INSTRUCTIONS —
a – Translate into Spanish this sentence from the post on the dismissed Kokomo murder charges: "A man and a woman were indicted 5/26/2023 and were then arrested on warrants 5/30/2023."
b – From the post on the dismissed Kokomo murder charges, write out the stretch from "and Lehto's video" through "on warrants 5/30/2023.".

+++ PAGE EXCERPT +++

• County's mismanaged budget leads to dropped murder charges in cold case

    From Adam H. Kerman@21:1/5 to All on Fri Apr 25 16:56:39 2025
    This is a Steve Lehto video from an article based on a Fox59
    Indianapolis local tv news report.

    Here's the article with video clip from local news broadcast

    https://fox59.com/news/indynews/indiana-murder-trial-dismissed-due-to-staffing-crisis-and-busy-court-schedule/

    and Lehto's video

    https://www.youtube.com/watch?v=kVH6V183Bng

    In Kokomo in Howard County, Indiana, police found the murdered man
    11/15/2006; a witness said the perpetrator entered and attempted to rob
    a home, then killed the victim who tried to stop it.

    Police followed up on tips over the years, then announced in Febrruary
    2023 that they were close to bringing charges. A man and a woman were
    indicted 5/26/2023 and were then arrested on warrants 5/30/2023.

    After separate trials were scheduled and delayed, a judge dismissed all
    charges (related to the robbery) against the woman on April 7; later,
    her bond was dismissed. On 4/22/2025, charges related to the robbery
    and murder were dismissed against the man. All charges were dismissed
    without prejudice, which means that they can be refiled, no matter how impractical to do so.

+++ EXTRACTED MATERIAL +++

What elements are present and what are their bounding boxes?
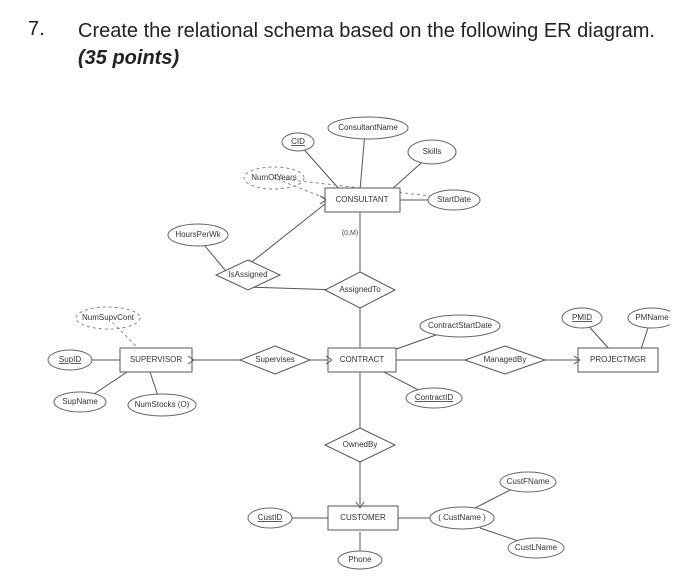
attr-numstocks: NumStocks (O) <box>128 394 196 416</box>
entity-projectmgr: PROJECTMGR <box>578 348 658 372</box>
question-text: Create the relational schema based on th… <box>78 18 670 72</box>
entity-contract: CONTRACT <box>328 348 396 372</box>
svg-text:CustFName: CustFName <box>507 477 550 486</box>
svg-text:PMName: PMName <box>635 313 669 322</box>
question-number: 7. <box>28 18 45 41</box>
attr-custid: CustID <box>248 508 292 528</box>
svg-text:CustLName: CustLName <box>515 543 558 552</box>
rel-managedby: ManagedBy <box>465 346 545 374</box>
rel-assignedto: AssignedTo <box>325 272 395 308</box>
svg-text:SupID: SupID <box>59 355 81 364</box>
svg-text:ContractID: ContractID <box>415 393 453 402</box>
svg-text:SupName: SupName <box>62 397 98 406</box>
svg-text:NumOfYears: NumOfYears <box>251 173 297 182</box>
question-points: (35 points) <box>78 47 179 69</box>
svg-text:CID: CID <box>291 137 305 146</box>
rel-supervises: Supervises <box>240 346 310 374</box>
attr-custlname: CustLName <box>508 538 564 558</box>
attr-supid: SupID <box>48 350 92 370</box>
er-diagram: (0,M) <box>30 100 670 570</box>
attr-custfname: CustFName <box>500 472 556 492</box>
attr-skills: Skills <box>408 140 456 164</box>
svg-text:AssignedTo: AssignedTo <box>339 285 381 294</box>
attr-numofyears: NumOfYears <box>244 167 304 189</box>
card-consultant-assignedto: (0,M) <box>342 230 358 237</box>
question-body: Create the relational schema based on th… <box>78 20 655 42</box>
svg-text:ConsultantName: ConsultantName <box>338 123 398 132</box>
attr-contractid: ContractID <box>406 388 462 408</box>
attr-consultantname: ConsultantName <box>328 117 408 139</box>
entity-consultant: CONSULTANT <box>325 188 400 212</box>
rel-ownedby: OwnedBy <box>325 428 395 462</box>
svg-text:NumSupvCont: NumSupvCont <box>82 313 135 322</box>
attr-contractstartdate: ContractStartDate <box>420 315 500 337</box>
svg-text:CONTRACT: CONTRACT <box>340 355 385 364</box>
attr-numsupvcont: NumSupvCont <box>76 307 140 329</box>
page-container: 7. Create the relational schema based on… <box>0 0 700 584</box>
svg-text:CustID: CustID <box>258 513 283 522</box>
svg-text:( CustName ): ( CustName ) <box>438 513 486 522</box>
entity-customer: CUSTOMER <box>328 506 398 530</box>
rel-isassigned: IsAssigned <box>216 260 280 290</box>
svg-text:OwnedBy: OwnedBy <box>343 440 378 449</box>
attr-cid: CID <box>282 133 314 151</box>
svg-text:ManagedBy: ManagedBy <box>484 355 527 364</box>
svg-text:PMID: PMID <box>572 313 592 322</box>
attr-hoursperwk: HoursPerWk <box>168 224 228 246</box>
entity-supervisor: SUPERVISOR <box>120 348 192 372</box>
attr-custname: ( CustName ) <box>430 507 494 529</box>
attr-phone: Phone <box>338 551 382 569</box>
attr-startdate: StartDate <box>428 190 480 210</box>
svg-text:NumStocks (O): NumStocks (O) <box>135 400 190 409</box>
svg-text:HoursPerWk: HoursPerWk <box>175 230 221 239</box>
svg-text:PROJECTMGR: PROJECTMGR <box>590 355 646 364</box>
svg-text:CUSTOMER: CUSTOMER <box>340 513 386 522</box>
svg-text:IsAssigned: IsAssigned <box>228 270 267 279</box>
attr-pmname: PMName <box>628 308 670 328</box>
svg-text:Skills: Skills <box>423 147 442 156</box>
svg-text:SUPERVISOR: SUPERVISOR <box>130 355 183 364</box>
attr-pmid: PMID <box>562 308 602 328</box>
attr-supname: SupName <box>54 392 106 412</box>
svg-text:StartDate: StartDate <box>437 195 471 204</box>
svg-text:CONSULTANT: CONSULTANT <box>335 195 388 204</box>
svg-text:Supervises: Supervises <box>255 355 295 364</box>
er-svg: (0,M) <box>30 100 670 570</box>
svg-text:Phone: Phone <box>348 555 372 564</box>
svg-text:ContractStartDate: ContractStartDate <box>428 321 493 330</box>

+++

EXERCISE RESULTS —
a – Un hombre y una mujer fueron acusados formalmente el 5/26/2023 y luego fueron arrestados con órdenes de arresto el 5/30/2023.

b –
and Lehto's video

    https://www.youtube.com/watch?v=kVH6V183Bng

    In Kokomo in Howard County, Indiana, police found the murdered man
    11/15/2006; a witness said the perpetrator entered and attempted to rob
    a home, then killed the victim who tried to stop it.

    Police followed up on tips over the years, then announced in Febrruary
    2023 that they were close to bringing charges. A man and a woman were
    indicted 5/26/2023 and were then arrested on warrants 5/30/2023.